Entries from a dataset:
## Begin
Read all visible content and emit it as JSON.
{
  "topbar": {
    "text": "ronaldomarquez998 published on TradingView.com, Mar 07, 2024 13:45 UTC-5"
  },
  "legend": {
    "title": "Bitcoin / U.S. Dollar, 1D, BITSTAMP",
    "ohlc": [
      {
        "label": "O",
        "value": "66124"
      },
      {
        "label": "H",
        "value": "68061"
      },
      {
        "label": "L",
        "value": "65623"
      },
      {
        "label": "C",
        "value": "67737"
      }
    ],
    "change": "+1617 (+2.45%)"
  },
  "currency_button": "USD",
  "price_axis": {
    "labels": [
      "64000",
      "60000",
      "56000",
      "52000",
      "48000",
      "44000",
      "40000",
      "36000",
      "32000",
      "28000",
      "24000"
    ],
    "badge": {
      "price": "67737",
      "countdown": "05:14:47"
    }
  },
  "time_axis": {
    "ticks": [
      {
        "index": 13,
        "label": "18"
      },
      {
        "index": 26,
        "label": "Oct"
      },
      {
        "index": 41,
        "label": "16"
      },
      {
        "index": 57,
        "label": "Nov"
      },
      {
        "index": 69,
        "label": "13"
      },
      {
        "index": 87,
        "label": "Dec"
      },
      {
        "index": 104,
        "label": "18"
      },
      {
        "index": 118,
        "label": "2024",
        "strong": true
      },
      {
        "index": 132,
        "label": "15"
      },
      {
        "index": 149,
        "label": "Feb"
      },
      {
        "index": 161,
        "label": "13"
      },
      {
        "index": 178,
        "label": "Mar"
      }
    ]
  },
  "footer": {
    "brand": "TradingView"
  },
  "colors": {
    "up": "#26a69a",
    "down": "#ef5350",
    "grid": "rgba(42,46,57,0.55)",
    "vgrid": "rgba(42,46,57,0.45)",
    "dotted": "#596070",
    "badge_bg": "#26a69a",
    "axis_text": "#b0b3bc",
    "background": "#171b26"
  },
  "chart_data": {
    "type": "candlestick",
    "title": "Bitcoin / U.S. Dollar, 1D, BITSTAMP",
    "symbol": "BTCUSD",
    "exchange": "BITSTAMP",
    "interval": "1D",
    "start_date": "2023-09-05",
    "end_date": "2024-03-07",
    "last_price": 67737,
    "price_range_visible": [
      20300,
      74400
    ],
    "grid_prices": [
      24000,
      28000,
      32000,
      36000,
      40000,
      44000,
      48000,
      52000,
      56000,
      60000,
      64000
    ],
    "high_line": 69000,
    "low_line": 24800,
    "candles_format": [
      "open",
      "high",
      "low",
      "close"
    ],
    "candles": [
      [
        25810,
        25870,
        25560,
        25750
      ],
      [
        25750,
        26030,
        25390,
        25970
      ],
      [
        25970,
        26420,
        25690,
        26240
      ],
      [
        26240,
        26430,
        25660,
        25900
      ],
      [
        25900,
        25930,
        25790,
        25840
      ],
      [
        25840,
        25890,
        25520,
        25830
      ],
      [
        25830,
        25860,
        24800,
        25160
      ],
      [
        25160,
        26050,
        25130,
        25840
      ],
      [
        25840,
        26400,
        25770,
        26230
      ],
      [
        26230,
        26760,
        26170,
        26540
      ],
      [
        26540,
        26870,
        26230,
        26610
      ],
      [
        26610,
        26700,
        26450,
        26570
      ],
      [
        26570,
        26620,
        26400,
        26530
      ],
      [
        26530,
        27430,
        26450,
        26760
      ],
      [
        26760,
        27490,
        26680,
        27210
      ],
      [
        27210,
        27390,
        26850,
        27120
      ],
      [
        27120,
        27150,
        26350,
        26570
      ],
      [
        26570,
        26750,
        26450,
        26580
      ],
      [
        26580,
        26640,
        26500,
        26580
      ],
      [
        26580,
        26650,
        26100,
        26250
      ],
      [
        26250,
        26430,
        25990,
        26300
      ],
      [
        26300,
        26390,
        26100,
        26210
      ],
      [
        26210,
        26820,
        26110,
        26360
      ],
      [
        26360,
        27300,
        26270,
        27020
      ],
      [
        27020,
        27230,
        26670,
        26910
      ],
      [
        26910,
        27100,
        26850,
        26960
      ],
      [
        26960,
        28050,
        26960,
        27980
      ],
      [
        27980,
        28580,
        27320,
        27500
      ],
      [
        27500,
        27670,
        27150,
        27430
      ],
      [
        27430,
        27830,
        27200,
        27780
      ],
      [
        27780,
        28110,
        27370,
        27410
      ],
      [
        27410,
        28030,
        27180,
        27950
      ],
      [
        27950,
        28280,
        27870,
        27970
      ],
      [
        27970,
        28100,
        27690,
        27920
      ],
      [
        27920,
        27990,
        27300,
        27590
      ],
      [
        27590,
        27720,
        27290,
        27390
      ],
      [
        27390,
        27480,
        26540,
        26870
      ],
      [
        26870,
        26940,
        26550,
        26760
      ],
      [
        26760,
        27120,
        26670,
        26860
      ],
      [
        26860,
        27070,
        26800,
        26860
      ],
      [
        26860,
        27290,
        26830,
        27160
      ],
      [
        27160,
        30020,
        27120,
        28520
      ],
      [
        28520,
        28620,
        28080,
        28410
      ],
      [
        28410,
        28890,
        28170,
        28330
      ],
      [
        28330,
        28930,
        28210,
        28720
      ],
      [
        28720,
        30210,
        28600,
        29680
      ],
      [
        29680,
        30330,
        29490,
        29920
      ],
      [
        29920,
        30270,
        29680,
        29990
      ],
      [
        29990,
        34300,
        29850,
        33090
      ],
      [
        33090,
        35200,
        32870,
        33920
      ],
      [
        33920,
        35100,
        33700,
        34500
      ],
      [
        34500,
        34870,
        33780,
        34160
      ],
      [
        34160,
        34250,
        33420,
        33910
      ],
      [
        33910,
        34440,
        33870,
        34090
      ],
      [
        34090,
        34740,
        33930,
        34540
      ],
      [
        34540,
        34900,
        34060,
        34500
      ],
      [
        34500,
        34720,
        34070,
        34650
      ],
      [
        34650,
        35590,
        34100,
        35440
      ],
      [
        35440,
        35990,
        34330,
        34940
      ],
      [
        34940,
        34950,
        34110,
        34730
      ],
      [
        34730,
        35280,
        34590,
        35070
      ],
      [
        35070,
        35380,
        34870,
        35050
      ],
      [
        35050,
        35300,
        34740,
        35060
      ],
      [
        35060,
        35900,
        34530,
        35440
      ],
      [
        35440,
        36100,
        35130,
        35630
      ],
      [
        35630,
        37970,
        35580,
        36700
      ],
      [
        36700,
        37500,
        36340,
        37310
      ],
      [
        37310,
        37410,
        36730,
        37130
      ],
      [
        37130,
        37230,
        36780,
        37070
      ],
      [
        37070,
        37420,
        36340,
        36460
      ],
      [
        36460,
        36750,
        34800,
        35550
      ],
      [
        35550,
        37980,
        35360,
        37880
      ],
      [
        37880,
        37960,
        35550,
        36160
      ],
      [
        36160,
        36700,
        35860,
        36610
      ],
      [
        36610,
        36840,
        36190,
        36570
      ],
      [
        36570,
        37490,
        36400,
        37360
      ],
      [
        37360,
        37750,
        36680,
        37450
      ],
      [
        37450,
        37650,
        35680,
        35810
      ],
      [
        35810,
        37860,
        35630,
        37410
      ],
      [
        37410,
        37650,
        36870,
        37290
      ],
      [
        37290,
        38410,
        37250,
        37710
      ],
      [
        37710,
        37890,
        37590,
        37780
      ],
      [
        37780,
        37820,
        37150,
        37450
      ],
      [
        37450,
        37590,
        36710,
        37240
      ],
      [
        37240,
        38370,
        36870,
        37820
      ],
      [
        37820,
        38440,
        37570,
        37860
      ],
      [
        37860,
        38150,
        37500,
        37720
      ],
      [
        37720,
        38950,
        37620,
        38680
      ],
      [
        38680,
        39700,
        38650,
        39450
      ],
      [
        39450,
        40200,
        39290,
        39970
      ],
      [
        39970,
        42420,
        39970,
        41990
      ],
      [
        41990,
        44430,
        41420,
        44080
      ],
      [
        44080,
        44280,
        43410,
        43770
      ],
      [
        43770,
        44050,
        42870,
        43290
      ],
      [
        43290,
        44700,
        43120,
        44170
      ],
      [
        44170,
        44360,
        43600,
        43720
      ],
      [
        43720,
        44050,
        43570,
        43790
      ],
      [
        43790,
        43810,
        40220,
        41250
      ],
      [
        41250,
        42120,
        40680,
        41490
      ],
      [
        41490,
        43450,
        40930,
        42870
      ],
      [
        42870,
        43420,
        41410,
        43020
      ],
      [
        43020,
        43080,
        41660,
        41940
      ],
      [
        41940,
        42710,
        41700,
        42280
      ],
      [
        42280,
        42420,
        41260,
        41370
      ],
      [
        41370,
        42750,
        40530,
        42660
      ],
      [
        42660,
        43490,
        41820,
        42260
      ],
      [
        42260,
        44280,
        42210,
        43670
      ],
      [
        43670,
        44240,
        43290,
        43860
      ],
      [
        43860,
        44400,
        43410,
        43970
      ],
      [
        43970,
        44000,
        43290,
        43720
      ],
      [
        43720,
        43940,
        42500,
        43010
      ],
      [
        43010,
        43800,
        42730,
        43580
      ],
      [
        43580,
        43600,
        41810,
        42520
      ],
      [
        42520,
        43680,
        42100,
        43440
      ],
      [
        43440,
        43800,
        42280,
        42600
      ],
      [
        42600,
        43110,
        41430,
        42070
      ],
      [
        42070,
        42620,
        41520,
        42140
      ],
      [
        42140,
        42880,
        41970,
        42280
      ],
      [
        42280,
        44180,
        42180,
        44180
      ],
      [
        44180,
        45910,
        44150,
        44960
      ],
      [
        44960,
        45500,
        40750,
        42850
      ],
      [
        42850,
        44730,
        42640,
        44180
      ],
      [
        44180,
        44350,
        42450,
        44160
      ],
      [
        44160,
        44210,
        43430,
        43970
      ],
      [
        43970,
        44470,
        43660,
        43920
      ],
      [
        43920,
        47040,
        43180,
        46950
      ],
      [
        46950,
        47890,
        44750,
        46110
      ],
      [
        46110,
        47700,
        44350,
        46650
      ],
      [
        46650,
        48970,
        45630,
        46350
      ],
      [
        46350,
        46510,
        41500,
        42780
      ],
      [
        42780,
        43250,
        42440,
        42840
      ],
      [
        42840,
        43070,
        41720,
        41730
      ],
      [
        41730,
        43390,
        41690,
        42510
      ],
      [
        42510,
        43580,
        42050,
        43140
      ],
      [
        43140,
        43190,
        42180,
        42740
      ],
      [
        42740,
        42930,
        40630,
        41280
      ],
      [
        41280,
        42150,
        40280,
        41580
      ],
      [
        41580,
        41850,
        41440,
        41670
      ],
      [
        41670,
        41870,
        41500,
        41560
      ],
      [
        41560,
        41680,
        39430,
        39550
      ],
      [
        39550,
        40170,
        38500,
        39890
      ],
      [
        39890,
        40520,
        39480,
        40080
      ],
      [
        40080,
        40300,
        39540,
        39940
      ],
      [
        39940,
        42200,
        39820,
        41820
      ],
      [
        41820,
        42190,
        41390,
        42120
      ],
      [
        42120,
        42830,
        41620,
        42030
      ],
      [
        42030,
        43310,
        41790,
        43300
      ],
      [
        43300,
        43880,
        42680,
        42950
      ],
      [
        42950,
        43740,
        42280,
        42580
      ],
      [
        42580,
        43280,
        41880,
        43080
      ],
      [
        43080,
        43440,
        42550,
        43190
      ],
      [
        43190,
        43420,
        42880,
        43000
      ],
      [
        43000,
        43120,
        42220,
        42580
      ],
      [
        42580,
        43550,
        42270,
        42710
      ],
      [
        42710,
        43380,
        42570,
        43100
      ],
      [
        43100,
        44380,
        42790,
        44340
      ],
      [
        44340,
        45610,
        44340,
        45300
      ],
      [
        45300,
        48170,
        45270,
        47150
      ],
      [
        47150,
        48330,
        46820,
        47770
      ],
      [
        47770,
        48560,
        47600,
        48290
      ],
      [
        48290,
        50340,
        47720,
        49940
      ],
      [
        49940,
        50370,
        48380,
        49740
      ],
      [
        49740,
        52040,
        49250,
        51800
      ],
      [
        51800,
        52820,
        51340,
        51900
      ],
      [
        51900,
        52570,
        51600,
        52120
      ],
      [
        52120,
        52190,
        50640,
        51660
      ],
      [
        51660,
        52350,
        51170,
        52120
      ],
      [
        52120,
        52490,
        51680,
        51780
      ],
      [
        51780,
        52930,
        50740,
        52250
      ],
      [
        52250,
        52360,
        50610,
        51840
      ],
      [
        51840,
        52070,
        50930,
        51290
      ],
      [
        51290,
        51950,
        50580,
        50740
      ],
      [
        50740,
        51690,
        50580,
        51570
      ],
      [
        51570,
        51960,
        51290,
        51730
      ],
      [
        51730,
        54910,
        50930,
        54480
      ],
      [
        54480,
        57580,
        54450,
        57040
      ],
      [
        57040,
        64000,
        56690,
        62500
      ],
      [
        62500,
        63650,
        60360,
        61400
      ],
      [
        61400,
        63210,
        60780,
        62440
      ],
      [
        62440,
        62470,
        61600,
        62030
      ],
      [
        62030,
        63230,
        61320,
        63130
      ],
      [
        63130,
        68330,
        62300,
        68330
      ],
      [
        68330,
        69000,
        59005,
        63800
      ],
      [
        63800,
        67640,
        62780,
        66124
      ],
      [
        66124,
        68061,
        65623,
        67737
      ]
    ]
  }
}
## End
> Short exercise
In the lines above, find each one with "index" and list it.

> Output for this exercise
        "index": 13,
        "index": 26,
        "index": 41,
        "index": 57,
        "index": 69,
        "index": 87,
        "index": 104,
        "index": 118,
        "index": 132,
        "index": 149,
        "index": 161,
        "index": 178,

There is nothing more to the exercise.